Provided information ::
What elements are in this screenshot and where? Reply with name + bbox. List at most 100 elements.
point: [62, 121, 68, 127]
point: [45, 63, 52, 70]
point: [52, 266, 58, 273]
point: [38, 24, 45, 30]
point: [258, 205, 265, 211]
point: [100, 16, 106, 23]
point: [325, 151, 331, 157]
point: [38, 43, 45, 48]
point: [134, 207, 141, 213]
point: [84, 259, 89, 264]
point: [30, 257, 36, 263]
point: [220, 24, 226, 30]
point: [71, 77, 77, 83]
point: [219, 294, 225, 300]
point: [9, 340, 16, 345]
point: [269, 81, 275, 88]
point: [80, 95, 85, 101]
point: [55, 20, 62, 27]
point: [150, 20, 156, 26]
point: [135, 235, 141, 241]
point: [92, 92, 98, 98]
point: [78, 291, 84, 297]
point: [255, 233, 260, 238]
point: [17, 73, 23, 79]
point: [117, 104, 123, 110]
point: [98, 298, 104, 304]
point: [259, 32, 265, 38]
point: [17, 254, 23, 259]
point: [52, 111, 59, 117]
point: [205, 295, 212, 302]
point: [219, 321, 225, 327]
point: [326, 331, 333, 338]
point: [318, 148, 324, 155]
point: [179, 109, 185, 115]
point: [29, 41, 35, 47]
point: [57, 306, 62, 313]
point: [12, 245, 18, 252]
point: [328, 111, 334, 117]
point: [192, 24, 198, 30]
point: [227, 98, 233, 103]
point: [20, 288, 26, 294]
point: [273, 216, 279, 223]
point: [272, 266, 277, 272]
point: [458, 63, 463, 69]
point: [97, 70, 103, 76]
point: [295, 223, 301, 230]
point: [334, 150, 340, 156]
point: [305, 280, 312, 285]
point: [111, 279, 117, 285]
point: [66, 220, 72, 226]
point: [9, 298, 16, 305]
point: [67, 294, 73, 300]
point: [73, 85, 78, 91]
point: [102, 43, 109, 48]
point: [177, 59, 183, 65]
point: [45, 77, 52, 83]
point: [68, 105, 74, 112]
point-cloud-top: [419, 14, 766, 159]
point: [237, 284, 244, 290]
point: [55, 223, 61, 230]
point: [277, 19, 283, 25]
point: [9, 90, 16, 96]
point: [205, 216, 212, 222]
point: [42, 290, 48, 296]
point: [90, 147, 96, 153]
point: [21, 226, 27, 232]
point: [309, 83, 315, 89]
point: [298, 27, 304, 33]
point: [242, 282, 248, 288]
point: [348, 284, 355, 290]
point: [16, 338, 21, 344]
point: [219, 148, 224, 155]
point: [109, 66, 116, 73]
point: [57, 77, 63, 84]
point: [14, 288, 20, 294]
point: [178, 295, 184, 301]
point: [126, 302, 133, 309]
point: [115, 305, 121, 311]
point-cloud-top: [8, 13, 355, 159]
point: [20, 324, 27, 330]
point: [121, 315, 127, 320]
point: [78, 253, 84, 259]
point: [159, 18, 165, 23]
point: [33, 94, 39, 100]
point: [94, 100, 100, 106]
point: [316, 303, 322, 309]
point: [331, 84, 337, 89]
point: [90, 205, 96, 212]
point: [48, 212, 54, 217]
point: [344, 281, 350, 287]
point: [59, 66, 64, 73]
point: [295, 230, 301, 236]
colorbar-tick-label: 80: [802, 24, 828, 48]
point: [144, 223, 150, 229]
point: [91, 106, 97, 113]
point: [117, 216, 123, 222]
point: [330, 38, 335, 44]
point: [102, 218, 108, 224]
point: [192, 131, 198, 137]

What you should do ::
Reproduce the records above line for line, with no changes.

Complete response ::
What elements are in this screenshot and where? Reply with name + bbox. List at most 100 elements.
point: [62, 121, 68, 127]
point: [45, 63, 52, 70]
point: [52, 266, 58, 273]
point: [38, 24, 45, 30]
point: [258, 205, 265, 211]
point: [100, 16, 106, 23]
point: [325, 151, 331, 157]
point: [38, 43, 45, 48]
point: [134, 207, 141, 213]
point: [84, 259, 89, 264]
point: [30, 257, 36, 263]
point: [220, 24, 226, 30]
point: [71, 77, 77, 83]
point: [219, 294, 225, 300]
point: [9, 340, 16, 345]
point: [269, 81, 275, 88]
point: [80, 95, 85, 101]
point: [55, 20, 62, 27]
point: [150, 20, 156, 26]
point: [135, 235, 141, 241]
point: [92, 92, 98, 98]
point: [78, 291, 84, 297]
point: [255, 233, 260, 238]
point: [17, 73, 23, 79]
point: [117, 104, 123, 110]
point: [98, 298, 104, 304]
point: [259, 32, 265, 38]
point: [17, 254, 23, 259]
point: [52, 111, 59, 117]
point: [205, 295, 212, 302]
point: [219, 321, 225, 327]
point: [326, 331, 333, 338]
point: [318, 148, 324, 155]
point: [179, 109, 185, 115]
point: [29, 41, 35, 47]
point: [57, 306, 62, 313]
point: [12, 245, 18, 252]
point: [328, 111, 334, 117]
point: [192, 24, 198, 30]
point: [227, 98, 233, 103]
point: [20, 288, 26, 294]
point: [273, 216, 279, 223]
point: [272, 266, 277, 272]
point: [458, 63, 463, 69]
point: [97, 70, 103, 76]
point: [295, 223, 301, 230]
point: [334, 150, 340, 156]
point: [305, 280, 312, 285]
point: [111, 279, 117, 285]
point: [66, 220, 72, 226]
point: [9, 298, 16, 305]
point: [67, 294, 73, 300]
point: [73, 85, 78, 91]
point: [102, 43, 109, 48]
point: [177, 59, 183, 65]
point: [45, 77, 52, 83]
point: [68, 105, 74, 112]
point-cloud-top: [419, 14, 766, 159]
point: [237, 284, 244, 290]
point: [55, 223, 61, 230]
point: [277, 19, 283, 25]
point: [9, 90, 16, 96]
point: [205, 216, 212, 222]
point: [42, 290, 48, 296]
point: [90, 147, 96, 153]
point: [21, 226, 27, 232]
point: [309, 83, 315, 89]
point: [298, 27, 304, 33]
point: [242, 282, 248, 288]
point: [348, 284, 355, 290]
point: [16, 338, 21, 344]
point: [219, 148, 224, 155]
point: [109, 66, 116, 73]
point: [57, 77, 63, 84]
point: [14, 288, 20, 294]
point: [178, 295, 184, 301]
point: [126, 302, 133, 309]
point: [115, 305, 121, 311]
point-cloud-top: [8, 13, 355, 159]
point: [20, 324, 27, 330]
point: [121, 315, 127, 320]
point: [78, 253, 84, 259]
point: [159, 18, 165, 23]
point: [33, 94, 39, 100]
point: [94, 100, 100, 106]
point: [316, 303, 322, 309]
point: [331, 84, 337, 89]
point: [90, 205, 96, 212]
point: [48, 212, 54, 217]
point: [344, 281, 350, 287]
point: [59, 66, 64, 73]
point: [295, 230, 301, 236]
colorbar-tick-label: 80: [802, 24, 828, 48]
point: [144, 223, 150, 229]
point: [91, 106, 97, 113]
point: [117, 216, 123, 222]
point: [330, 38, 335, 44]
point: [102, 218, 108, 224]
point: [192, 131, 198, 137]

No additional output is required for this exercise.